Collection entries
======

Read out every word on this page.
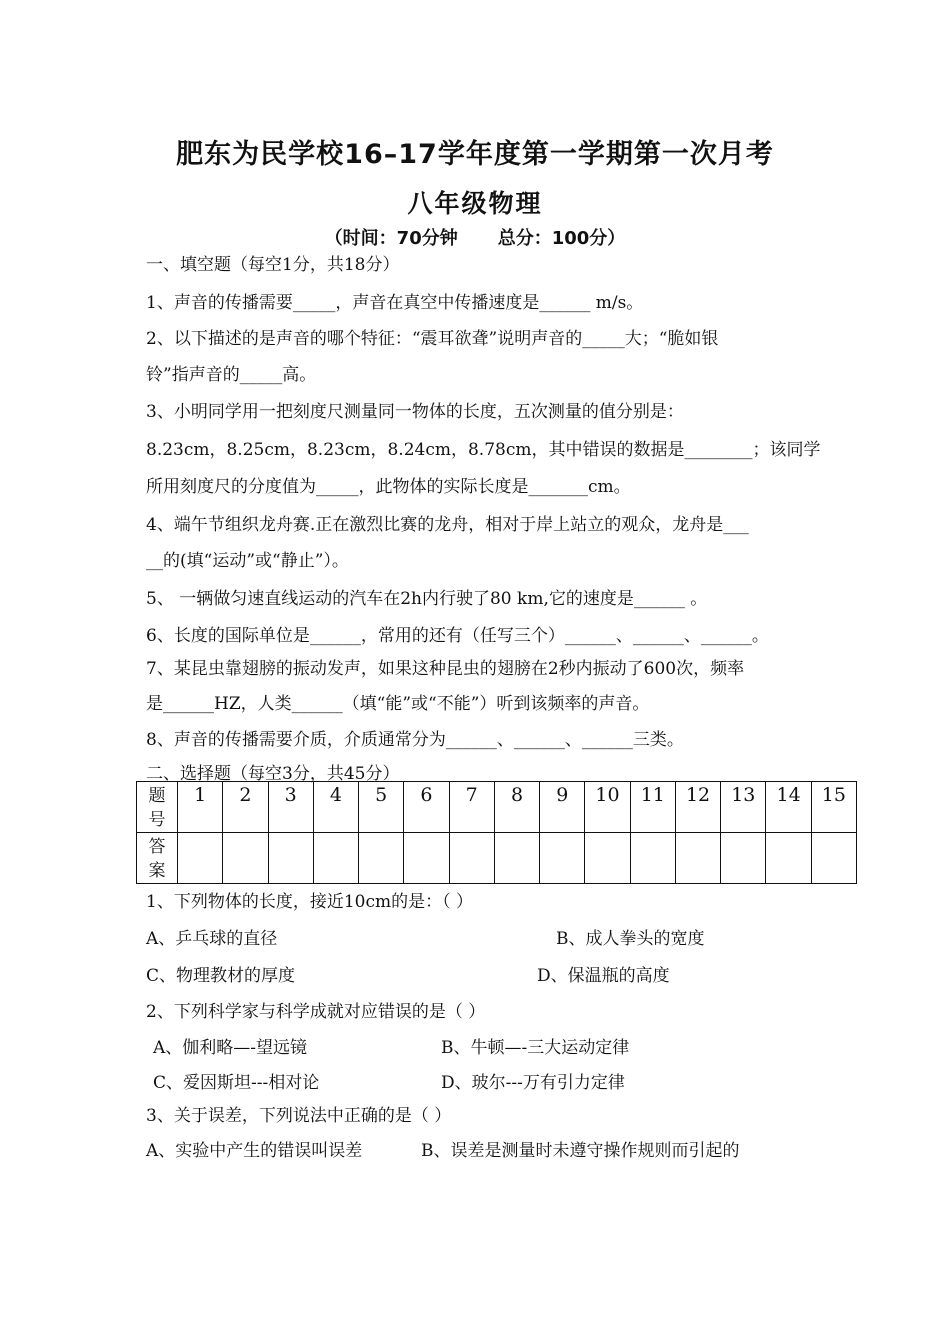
肥东为民学校16–17学年度第一学期第一次月考
八年级物理
（时间：70分钟 总分：100分）
一、填空题（每空1分，共18分）
1、声音的传播需要_____，声音在真空中传播速度是______ m/s。
2、以下描述的是声音的哪个特征：“震耳欲聋”说明声音的_____大；“脆如银
铃”指声音的_____高。
3、小明同学用一把刻度尺测量同一物体的长度，五次测量的值分别是：
8.23cm，8.25cm，8.23cm，8.24cm，8.78cm，其中错误的数据是________；该同学
所用刻度尺的分度值为_____，此物体的实际长度是_______cm。
4、端午节组织龙舟赛.正在激烈比赛的龙舟，相对于岸上站立的观众，龙舟是___
__的(填“运动”或“静止”）。
5、 一辆做匀速直线运动的汽车在2h内行驶了80 km,它的速度是______ 。
6、长度的国际单位是______，常用的还有（任写三个）______、______、______。
7、某昆虫靠翅膀的振动发声，如果这种昆虫的翅膀在2秒内振动了600次，频率
是______HZ，人类______（填“能”或“不能”）听到该频率的声音。
8、声音的传播需要介质，介质通常分为______、______、______三类。
二、选择题（每空3分，共45分）
题
号	1	2	3	4	5	6	7	8	9	10	11	12	13	14	15

答
案															

1、下列物体的长度，接近10cm的是：（ ）
A、乒乓球的直径	B、成人拳头的宽度
C、物理教材的厚度	D、保温瓶的高度
2、下列科学家与科学成就对应错误的是（ ）
A、伽利略—-望远镜	B、牛顿—-三大运动定律
C、爱因斯坦---相对论	D、玻尔---万有引力定律
3、关于误差，下列说法中正确的是（ ）
A、实验中产生的错误叫误差	B、误差是测量时未遵守操作规则而引起的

======

**Direction:**
Transcribe the records above exactly as they appear, leaving out any pictures.

**Written answer:**
Read out every word on this page.
肥东为民学校16–17学年度第一学期第一次月考
八年级物理
（时间：70分钟 总分：100分）
一、填空题（每空1分，共18分）
1、声音的传播需要_____，声音在真空中传播速度是______ m/s。
2、以下描述的是声音的哪个特征：“震耳欲聋”说明声音的_____大；“脆如银
铃”指声音的_____高。
3、小明同学用一把刻度尺测量同一物体的长度，五次测量的值分别是：
8.23cm，8.25cm，8.23cm，8.24cm，8.78cm，其中错误的数据是________；该同学
所用刻度尺的分度值为_____，此物体的实际长度是_______cm。
4、端午节组织龙舟赛.正在激烈比赛的龙舟，相对于岸上站立的观众，龙舟是___
__的(填“运动”或“静止”）。
5、 一辆做匀速直线运动的汽车在2h内行驶了80 km,它的速度是______ 。
6、长度的国际单位是______，常用的还有（任写三个）______、______、______。
7、某昆虫靠翅膀的振动发声，如果这种昆虫的翅膀在2秒内振动了600次，频率
是______HZ，人类______（填“能”或“不能”）听到该频率的声音。
8、声音的传播需要介质，介质通常分为______、______、______三类。
二、选择题（每空3分，共45分）
题
号	1	2	3	4	5	6	7	8	9	10	11	12	13	14	15

答
案															

1、下列物体的长度，接近10cm的是：（ ）
A、乒乓球的直径	B、成人拳头的宽度
C、物理教材的厚度	D、保温瓶的高度
2、下列科学家与科学成就对应错误的是（ ）
A、伽利略—-望远镜	B、牛顿—-三大运动定律
C、爱因斯坦---相对论	D、玻尔---万有引力定律
3、关于误差，下列说法中正确的是（ ）
A、实验中产生的错误叫误差	B、误差是测量时未遵守操作规则而引起的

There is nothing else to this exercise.